START Provided records
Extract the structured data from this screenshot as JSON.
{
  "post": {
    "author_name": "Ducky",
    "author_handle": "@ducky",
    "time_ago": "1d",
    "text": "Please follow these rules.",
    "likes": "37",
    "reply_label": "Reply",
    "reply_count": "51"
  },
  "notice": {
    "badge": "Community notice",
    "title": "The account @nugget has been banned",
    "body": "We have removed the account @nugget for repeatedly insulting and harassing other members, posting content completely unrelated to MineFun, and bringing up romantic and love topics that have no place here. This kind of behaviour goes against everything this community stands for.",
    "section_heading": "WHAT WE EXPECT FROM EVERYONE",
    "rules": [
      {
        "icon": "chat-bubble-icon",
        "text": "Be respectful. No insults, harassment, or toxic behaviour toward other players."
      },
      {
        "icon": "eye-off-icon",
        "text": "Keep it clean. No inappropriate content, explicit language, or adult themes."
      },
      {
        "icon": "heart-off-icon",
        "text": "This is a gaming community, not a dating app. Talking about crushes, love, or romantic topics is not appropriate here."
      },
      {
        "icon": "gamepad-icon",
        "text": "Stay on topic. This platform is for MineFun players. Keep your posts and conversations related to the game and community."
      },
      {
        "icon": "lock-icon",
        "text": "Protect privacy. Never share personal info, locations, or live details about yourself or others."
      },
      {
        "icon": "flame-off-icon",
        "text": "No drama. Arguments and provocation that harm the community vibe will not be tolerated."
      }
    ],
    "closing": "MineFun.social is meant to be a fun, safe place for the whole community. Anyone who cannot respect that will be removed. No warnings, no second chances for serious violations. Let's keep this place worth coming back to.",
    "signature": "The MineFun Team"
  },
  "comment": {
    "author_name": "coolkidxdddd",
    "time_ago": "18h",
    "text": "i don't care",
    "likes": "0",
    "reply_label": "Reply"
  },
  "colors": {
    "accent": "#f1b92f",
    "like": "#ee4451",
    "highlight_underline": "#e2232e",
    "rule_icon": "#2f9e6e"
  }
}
END Provided records
### Exercise aim
Repeat the records above exactly as they appear.

### Response for this exercise
Extract the structured data from this screenshot as JSON.
{
  "post": {
    "author_name": "Ducky",
    "author_handle": "@ducky",
    "time_ago": "1d",
    "text": "Please follow these rules.",
    "likes": "37",
    "reply_label": "Reply",
    "reply_count": "51"
  },
  "notice": {
    "badge": "Community notice",
    "title": "The account @nugget has been banned",
    "body": "We have removed the account @nugget for repeatedly insulting and harassing other members, posting content completely unrelated to MineFun, and bringing up romantic and love topics that have no place here. This kind of behaviour goes against everything this community stands for.",
    "section_heading": "WHAT WE EXPECT FROM EVERYONE",
    "rules": [
      {
        "icon": "chat-bubble-icon",
        "text": "Be respectful. No insults, harassment, or toxic behaviour toward other players."
      },
      {
        "icon": "eye-off-icon",
        "text": "Keep it clean. No inappropriate content, explicit language, or adult themes."
      },
      {
        "icon": "heart-off-icon",
        "text": "This is a gaming community, not a dating app. Talking about crushes, love, or romantic topics is not appropriate here."
      },
      {
        "icon": "gamepad-icon",
        "text": "Stay on topic. This platform is for MineFun players. Keep your posts and conversations related to the game and community."
      },
      {
        "icon": "lock-icon",
        "text": "Protect privacy. Never share personal info, locations, or live details about yourself or others."
      },
      {
        "icon": "flame-off-icon",
        "text": "No drama. Arguments and provocation that harm the community vibe will not be tolerated."
      }
    ],
    "closing": "MineFun.social is meant to be a fun, safe place for the whole community. Anyone who cannot respect that will be removed. No warnings, no second chances for serious violations. Let's keep this place worth coming back to.",
    "signature": "The MineFun Team"
  },
  "comment": {
    "author_name": "coolkidxdddd",
    "time_ago": "18h",
    "text": "i don't care",
    "likes": "0",
    "reply_label": "Reply"
  },
  "colors": {
    "accent": "#f1b92f",
    "like": "#ee4451",
    "highlight_underline": "#e2232e",
    "rule_icon": "#2f9e6e"
  }
}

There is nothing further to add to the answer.